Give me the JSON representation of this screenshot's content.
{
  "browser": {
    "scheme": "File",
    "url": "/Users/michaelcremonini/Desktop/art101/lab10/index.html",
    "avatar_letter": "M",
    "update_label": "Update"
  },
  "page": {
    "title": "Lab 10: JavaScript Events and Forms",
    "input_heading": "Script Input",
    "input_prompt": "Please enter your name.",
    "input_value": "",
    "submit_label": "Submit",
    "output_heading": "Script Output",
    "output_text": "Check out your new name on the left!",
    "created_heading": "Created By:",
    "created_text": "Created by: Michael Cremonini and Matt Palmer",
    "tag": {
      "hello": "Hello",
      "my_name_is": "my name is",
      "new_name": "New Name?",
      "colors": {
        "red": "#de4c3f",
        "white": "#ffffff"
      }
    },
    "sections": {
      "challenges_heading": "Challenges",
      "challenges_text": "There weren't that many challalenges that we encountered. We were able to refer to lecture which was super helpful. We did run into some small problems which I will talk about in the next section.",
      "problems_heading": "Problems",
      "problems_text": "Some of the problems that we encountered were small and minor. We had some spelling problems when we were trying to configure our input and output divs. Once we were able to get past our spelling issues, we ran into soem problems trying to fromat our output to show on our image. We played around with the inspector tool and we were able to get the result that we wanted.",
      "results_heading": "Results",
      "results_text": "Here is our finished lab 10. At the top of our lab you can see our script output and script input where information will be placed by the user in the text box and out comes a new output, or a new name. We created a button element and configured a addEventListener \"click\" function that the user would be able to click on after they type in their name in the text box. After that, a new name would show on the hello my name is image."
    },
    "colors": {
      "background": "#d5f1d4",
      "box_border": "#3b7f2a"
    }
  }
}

Written problem ::
Transcribe the material above word for word.

Solution for this task ::
Give me the JSON representation of this screenshot's content.
{
  "browser": {
    "scheme": "File",
    "url": "/Users/michaelcremonini/Desktop/art101/lab10/index.html",
    "avatar_letter": "M",
    "update_label": "Update"
  },
  "page": {
    "title": "Lab 10: JavaScript Events and Forms",
    "input_heading": "Script Input",
    "input_prompt": "Please enter your name.",
    "input_value": "",
    "submit_label": "Submit",
    "output_heading": "Script Output",
    "output_text": "Check out your new name on the left!",
    "created_heading": "Created By:",
    "created_text": "Created by: Michael Cremonini and Matt Palmer",
    "tag": {
      "hello": "Hello",
      "my_name_is": "my name is",
      "new_name": "New Name?",
      "colors": {
        "red": "#de4c3f",
        "white": "#ffffff"
      }
    },
    "sections": {
      "challenges_heading": "Challenges",
      "challenges_text": "There weren't that many challalenges that we encountered. We were able to refer to lecture which was super helpful. We did run into some small problems which I will talk about in the next section.",
      "problems_heading": "Problems",
      "problems_text": "Some of the problems that we encountered were small and minor. We had some spelling problems when we were trying to configure our input and output divs. Once we were able to get past our spelling issues, we ran into soem problems trying to fromat our output to show on our image. We played around with the inspector tool and we were able to get the result that we wanted.",
      "results_heading": "Results",
      "results_text": "Here is our finished lab 10. At the top of our lab you can see our script output and script input where information will be placed by the user in the text box and out comes a new output, or a new name. We created a button element and configured a addEventListener \"click\" function that the user would be able to click on after they type in their name in the text box. After that, a new name would show on the hello my name is image."
    },
    "colors": {
      "background": "#d5f1d4",
      "box_border": "#3b7f2a"
    }
  }
}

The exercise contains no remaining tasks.